Your objective: Below is some material; transcribe all of it exactly.
* * *
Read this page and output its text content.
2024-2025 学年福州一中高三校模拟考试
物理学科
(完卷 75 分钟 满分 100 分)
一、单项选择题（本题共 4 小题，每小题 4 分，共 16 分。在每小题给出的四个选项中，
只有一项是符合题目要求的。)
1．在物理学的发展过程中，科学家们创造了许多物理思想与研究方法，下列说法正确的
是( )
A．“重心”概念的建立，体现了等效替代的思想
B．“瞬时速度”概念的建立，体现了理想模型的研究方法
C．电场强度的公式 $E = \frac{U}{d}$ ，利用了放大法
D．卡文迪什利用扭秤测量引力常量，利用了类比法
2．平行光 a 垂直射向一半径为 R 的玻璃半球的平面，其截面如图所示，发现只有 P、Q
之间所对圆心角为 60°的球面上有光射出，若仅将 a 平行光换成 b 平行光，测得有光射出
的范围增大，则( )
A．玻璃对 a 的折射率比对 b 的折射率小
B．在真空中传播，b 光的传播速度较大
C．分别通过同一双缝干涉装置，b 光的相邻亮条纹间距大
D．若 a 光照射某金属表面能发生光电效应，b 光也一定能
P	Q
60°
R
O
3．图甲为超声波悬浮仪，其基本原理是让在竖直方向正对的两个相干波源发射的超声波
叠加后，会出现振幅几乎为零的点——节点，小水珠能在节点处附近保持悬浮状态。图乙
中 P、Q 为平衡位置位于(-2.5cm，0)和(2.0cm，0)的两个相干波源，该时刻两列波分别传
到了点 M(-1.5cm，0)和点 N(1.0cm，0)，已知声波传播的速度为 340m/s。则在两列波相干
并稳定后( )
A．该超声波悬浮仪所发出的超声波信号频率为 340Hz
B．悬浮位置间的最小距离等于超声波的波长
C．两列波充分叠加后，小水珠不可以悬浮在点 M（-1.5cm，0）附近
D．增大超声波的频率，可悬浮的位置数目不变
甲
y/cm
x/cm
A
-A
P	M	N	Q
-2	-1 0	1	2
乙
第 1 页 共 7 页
* * *
Correct response:
Read this page and output its text content.
2024-2025 学年福州一中高三校模拟考试
物理学科
(完卷 75 分钟 满分 100 分)
一、单项选择题（本题共 4 小题，每小题 4 分，共 16 分。在每小题给出的四个选项中，
只有一项是符合题目要求的。)
1．在物理学的发展过程中，科学家们创造了许多物理思想与研究方法，下列说法正确的
是( )
A．“重心”概念的建立，体现了等效替代的思想
B．“瞬时速度”概念的建立，体现了理想模型的研究方法
C．电场强度的公式 $E = \frac{U}{d}$ ，利用了放大法
D．卡文迪什利用扭秤测量引力常量，利用了类比法
2．平行光 a 垂直射向一半径为 R 的玻璃半球的平面，其截面如图所示，发现只有 P、Q
之间所对圆心角为 60°的球面上有光射出，若仅将 a 平行光换成 b 平行光，测得有光射出
的范围增大，则( )
A．玻璃对 a 的折射率比对 b 的折射率小
B．在真空中传播，b 光的传播速度较大
C．分别通过同一双缝干涉装置，b 光的相邻亮条纹间距大
D．若 a 光照射某金属表面能发生光电效应，b 光也一定能
P	Q
60°
R
O
3．图甲为超声波悬浮仪，其基本原理是让在竖直方向正对的两个相干波源发射的超声波
叠加后，会出现振幅几乎为零的点——节点，小水珠能在节点处附近保持悬浮状态。图乙
中 P、Q 为平衡位置位于(-2.5cm，0)和(2.0cm，0)的两个相干波源，该时刻两列波分别传
到了点 M(-1.5cm，0)和点 N(1.0cm，0)，已知声波传播的速度为 340m/s。则在两列波相干
并稳定后( )
A．该超声波悬浮仪所发出的超声波信号频率为 340Hz
B．悬浮位置间的最小距离等于超声波的波长
C．两列波充分叠加后，小水珠不可以悬浮在点 M（-1.5cm，0）附近
D．增大超声波的频率，可悬浮的位置数目不变
甲
y/cm
x/cm
A
-A
P	M	N	Q
-2	-1 0	1	2
乙
第 1 页 共 7 页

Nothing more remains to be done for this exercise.